[Dataset items]
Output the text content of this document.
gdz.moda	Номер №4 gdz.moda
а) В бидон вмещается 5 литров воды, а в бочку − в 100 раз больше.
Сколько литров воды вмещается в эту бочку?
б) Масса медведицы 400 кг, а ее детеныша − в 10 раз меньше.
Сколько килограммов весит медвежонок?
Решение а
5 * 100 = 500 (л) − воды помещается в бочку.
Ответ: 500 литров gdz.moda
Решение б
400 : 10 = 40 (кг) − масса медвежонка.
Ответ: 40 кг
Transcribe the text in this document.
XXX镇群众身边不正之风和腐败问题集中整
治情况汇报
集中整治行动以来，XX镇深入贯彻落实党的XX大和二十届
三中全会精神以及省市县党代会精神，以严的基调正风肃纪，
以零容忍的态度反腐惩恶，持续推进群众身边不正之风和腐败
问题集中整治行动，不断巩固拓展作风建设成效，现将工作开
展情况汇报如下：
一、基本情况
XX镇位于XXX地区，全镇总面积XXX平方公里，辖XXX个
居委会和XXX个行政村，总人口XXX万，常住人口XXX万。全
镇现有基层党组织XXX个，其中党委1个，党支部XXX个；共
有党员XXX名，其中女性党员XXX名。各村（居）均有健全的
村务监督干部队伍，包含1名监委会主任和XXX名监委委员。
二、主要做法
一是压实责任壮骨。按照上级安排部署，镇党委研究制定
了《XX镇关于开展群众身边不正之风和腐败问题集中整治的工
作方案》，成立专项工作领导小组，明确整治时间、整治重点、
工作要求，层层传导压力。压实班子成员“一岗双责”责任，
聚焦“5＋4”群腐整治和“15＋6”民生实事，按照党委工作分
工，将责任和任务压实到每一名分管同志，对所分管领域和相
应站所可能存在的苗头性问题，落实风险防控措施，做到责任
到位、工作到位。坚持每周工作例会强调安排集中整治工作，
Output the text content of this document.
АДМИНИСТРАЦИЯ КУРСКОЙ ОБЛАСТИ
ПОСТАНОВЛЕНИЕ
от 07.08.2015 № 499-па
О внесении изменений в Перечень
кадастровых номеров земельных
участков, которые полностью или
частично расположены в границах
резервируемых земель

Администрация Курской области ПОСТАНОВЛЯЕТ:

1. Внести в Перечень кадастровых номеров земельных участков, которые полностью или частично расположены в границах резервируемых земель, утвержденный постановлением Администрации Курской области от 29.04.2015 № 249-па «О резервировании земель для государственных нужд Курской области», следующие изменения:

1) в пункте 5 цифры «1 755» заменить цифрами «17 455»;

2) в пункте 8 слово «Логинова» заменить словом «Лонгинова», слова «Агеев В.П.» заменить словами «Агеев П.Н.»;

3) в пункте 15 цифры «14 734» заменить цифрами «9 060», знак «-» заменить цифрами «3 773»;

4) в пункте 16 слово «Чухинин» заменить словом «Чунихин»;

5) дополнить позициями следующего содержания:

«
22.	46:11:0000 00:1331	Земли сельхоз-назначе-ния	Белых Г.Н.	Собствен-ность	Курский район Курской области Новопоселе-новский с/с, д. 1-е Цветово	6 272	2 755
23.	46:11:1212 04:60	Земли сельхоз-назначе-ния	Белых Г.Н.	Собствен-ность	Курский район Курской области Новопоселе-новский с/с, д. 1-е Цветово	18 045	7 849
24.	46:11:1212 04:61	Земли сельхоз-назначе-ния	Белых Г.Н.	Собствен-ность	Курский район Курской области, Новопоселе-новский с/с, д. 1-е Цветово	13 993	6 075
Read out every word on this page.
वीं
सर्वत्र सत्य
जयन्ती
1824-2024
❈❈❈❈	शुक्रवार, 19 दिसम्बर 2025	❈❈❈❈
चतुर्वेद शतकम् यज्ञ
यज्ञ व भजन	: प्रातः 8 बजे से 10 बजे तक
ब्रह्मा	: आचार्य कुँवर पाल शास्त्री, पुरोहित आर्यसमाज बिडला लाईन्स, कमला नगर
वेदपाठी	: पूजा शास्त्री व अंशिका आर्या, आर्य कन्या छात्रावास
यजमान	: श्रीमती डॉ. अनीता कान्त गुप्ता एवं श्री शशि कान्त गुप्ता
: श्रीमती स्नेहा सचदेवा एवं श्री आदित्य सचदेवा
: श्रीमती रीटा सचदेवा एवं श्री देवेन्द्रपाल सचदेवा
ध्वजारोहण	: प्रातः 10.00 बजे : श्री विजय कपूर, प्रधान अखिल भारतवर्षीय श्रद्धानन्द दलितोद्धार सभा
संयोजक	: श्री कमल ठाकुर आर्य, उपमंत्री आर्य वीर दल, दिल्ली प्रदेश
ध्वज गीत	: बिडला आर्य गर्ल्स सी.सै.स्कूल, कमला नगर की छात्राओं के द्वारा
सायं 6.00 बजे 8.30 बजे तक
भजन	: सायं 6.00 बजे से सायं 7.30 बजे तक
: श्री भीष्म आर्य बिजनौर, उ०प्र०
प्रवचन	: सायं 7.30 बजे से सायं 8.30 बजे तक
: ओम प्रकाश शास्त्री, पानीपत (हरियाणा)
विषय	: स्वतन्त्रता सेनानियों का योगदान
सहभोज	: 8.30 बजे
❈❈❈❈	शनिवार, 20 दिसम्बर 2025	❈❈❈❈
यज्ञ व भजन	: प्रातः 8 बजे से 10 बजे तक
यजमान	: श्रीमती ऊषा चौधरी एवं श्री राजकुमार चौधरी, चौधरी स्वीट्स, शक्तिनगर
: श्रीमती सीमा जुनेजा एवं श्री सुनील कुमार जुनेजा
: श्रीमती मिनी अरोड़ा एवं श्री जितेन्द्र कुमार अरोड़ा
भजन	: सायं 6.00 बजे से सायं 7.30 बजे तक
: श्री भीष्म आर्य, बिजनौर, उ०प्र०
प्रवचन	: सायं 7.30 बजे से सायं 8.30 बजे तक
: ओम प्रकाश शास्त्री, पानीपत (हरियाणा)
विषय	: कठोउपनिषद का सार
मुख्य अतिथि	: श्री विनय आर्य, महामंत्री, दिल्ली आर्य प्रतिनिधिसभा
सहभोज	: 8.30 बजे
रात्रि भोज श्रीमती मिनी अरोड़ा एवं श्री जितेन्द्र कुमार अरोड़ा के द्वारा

▶ _REQUIREMENT_: From the records above, pull out every line containing the word "участков".

▶ _FINISHED ANSWER_:
участков, которые полностью или
1. Внести в Перечень кадастровых номеров земельных участков, которые полностью или частично расположены в границах резервируемых земель, утвержденный постановлением Администрации Курской области от 29.04.2015 № 249-па «О резервировании земель для государственных нужд Курской области», следующие изменения:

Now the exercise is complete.